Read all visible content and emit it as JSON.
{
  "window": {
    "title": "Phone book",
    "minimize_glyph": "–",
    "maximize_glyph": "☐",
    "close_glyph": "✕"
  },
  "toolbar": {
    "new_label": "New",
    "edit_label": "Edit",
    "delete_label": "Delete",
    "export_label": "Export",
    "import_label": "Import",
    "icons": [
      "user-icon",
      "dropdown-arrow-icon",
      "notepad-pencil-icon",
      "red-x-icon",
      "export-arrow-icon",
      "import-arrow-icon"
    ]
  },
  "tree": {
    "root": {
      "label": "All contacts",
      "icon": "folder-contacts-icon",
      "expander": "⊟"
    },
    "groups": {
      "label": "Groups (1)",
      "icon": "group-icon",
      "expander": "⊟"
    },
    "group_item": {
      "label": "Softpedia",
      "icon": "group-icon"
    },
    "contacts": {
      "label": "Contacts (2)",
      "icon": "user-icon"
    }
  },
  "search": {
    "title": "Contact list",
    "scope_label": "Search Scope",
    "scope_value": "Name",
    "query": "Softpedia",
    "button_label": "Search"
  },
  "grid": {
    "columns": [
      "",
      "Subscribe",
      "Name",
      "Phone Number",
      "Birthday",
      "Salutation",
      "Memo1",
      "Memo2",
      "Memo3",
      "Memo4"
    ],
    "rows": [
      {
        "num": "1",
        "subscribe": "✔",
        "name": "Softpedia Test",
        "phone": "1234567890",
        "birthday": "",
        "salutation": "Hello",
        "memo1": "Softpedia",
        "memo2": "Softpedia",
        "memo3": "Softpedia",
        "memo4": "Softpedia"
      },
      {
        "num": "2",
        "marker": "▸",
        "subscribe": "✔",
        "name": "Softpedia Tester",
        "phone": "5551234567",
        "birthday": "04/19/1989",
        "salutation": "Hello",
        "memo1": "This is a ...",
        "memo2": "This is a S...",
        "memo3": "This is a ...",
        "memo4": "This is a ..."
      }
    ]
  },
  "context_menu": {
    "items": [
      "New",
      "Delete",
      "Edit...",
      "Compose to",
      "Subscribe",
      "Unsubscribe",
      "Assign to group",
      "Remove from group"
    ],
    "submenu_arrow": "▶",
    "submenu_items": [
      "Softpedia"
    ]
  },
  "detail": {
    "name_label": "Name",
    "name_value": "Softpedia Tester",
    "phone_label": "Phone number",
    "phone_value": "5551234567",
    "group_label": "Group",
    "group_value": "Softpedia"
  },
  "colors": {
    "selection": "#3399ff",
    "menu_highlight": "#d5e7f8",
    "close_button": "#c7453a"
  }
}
----------
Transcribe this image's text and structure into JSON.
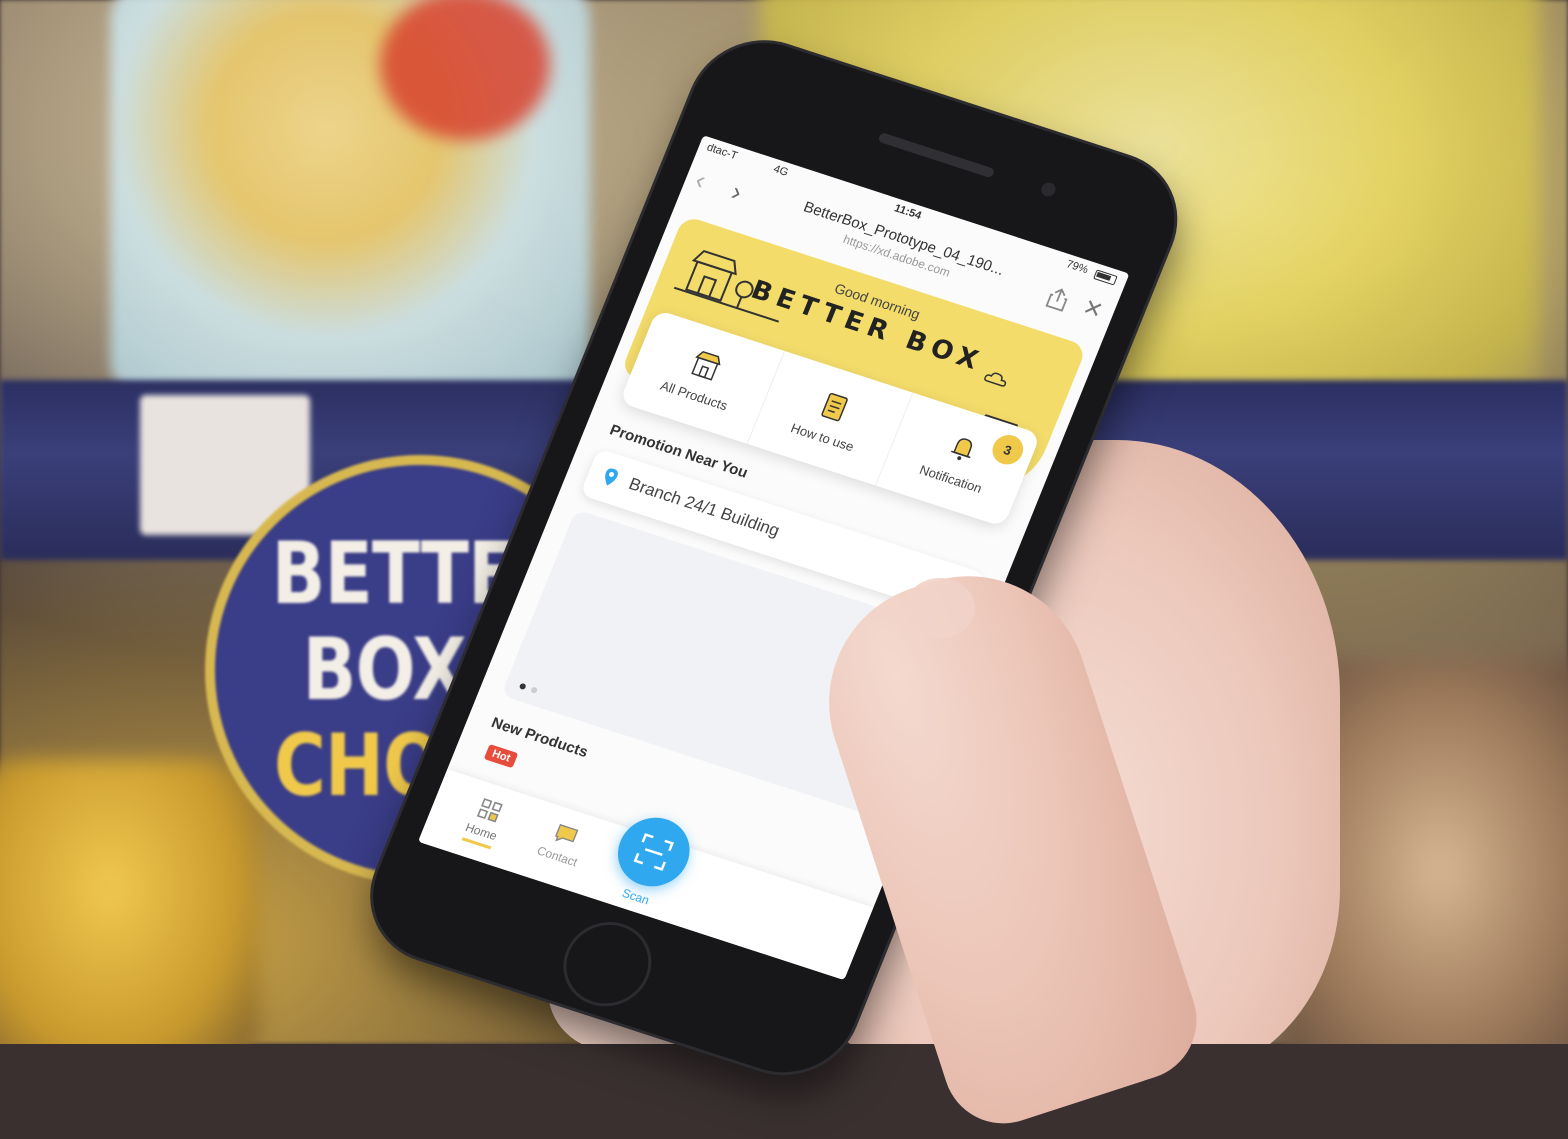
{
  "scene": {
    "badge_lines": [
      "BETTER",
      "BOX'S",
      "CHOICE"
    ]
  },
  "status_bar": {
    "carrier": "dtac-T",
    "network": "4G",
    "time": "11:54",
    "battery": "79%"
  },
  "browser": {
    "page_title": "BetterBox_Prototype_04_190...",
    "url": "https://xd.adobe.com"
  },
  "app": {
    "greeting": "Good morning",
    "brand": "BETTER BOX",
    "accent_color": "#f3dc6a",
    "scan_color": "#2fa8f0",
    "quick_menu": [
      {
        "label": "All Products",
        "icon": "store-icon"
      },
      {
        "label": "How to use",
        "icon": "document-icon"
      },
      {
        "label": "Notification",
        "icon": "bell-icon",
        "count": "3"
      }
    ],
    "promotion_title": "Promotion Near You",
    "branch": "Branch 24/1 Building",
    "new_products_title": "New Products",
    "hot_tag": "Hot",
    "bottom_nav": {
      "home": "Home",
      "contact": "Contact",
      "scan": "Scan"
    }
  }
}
----------
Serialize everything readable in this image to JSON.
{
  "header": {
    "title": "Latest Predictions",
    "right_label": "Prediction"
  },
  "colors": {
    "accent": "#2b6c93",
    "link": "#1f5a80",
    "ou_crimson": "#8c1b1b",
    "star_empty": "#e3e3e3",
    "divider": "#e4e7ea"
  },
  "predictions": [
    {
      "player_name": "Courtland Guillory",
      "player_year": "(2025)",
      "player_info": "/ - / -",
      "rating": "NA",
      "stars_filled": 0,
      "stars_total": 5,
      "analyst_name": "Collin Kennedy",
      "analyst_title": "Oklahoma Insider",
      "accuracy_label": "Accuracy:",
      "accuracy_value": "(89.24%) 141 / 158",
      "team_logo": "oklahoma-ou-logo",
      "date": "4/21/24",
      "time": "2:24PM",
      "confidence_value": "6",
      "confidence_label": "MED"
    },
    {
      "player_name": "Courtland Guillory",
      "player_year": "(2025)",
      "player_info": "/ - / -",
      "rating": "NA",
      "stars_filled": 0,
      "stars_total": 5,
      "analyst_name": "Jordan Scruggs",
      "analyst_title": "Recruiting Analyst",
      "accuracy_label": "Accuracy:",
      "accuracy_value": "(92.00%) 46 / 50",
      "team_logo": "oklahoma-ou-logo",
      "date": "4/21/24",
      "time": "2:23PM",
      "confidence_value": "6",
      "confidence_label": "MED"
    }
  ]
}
----------
#### [Written task]
State how many lines of the listing above include the word "Tester". Give nothing but the number.

#### [Exercise response]
2